:: Task brief ::
Copy out the entries exactly, from the first line to the last.

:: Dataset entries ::
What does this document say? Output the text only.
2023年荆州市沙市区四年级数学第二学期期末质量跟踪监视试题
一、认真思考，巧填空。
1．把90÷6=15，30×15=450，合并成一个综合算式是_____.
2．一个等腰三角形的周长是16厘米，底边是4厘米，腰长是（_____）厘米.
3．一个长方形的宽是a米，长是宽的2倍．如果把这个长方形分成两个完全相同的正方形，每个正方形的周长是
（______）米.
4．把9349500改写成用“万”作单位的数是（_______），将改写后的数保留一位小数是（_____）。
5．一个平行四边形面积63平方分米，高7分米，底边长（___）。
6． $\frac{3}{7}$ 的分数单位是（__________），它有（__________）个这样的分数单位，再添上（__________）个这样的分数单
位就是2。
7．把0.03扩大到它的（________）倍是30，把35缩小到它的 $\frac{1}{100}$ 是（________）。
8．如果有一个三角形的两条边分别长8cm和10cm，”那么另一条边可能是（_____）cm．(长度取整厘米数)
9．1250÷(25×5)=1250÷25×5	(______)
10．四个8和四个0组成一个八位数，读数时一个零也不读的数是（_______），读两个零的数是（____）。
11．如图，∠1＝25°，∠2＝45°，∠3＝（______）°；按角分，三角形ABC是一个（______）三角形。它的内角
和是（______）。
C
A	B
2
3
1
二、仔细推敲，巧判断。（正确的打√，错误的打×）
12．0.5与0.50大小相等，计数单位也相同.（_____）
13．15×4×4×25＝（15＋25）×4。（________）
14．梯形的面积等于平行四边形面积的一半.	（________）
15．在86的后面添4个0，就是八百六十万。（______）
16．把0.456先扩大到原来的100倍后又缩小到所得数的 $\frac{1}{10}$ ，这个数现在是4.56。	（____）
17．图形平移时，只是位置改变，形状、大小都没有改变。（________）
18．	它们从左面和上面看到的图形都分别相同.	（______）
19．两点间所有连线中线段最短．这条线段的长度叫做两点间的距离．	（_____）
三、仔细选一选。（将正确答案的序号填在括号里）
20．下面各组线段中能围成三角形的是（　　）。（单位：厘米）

:: Output for this exercise ::
What does this document say? Output the text only.
2023年荆州市沙市区四年级数学第二学期期末质量跟踪监视试题
一、认真思考，巧填空。
1．把90÷6=15，30×15=450，合并成一个综合算式是_____.
2．一个等腰三角形的周长是16厘米，底边是4厘米，腰长是（_____）厘米.
3．一个长方形的宽是a米，长是宽的2倍．如果把这个长方形分成两个完全相同的正方形，每个正方形的周长是
（______）米.
4．把9349500改写成用“万”作单位的数是（_______），将改写后的数保留一位小数是（_____）。
5．一个平行四边形面积63平方分米，高7分米，底边长（___）。
6． $\frac{3}{7}$ 的分数单位是（__________），它有（__________）个这样的分数单位，再添上（__________）个这样的分数单
位就是2。
7．把0.03扩大到它的（________）倍是30，把35缩小到它的 $\frac{1}{100}$ 是（________）。
8．如果有一个三角形的两条边分别长8cm和10cm，”那么另一条边可能是（_____）cm．(长度取整厘米数)
9．1250÷(25×5)=1250÷25×5	(______)
10．四个8和四个0组成一个八位数，读数时一个零也不读的数是（_______），读两个零的数是（____）。
11．如图，∠1＝25°，∠2＝45°，∠3＝（______）°；按角分，三角形ABC是一个（______）三角形。它的内角
和是（______）。
C
A	B
2
3
1
二、仔细推敲，巧判断。（正确的打√，错误的打×）
12．0.5与0.50大小相等，计数单位也相同.（_____）
13．15×4×4×25＝（15＋25）×4。（________）
14．梯形的面积等于平行四边形面积的一半.	（________）
15．在86的后面添4个0，就是八百六十万。（______）
16．把0.456先扩大到原来的100倍后又缩小到所得数的 $\frac{1}{10}$ ，这个数现在是4.56。	（____）
17．图形平移时，只是位置改变，形状、大小都没有改变。（________）
18．	它们从左面和上面看到的图形都分别相同.	（______）
19．两点间所有连线中线段最短．这条线段的长度叫做两点间的距离．	（_____）
三、仔细选一选。（将正确答案的序号填在括号里）
20．下面各组线段中能围成三角形的是（　　）。（单位：厘米）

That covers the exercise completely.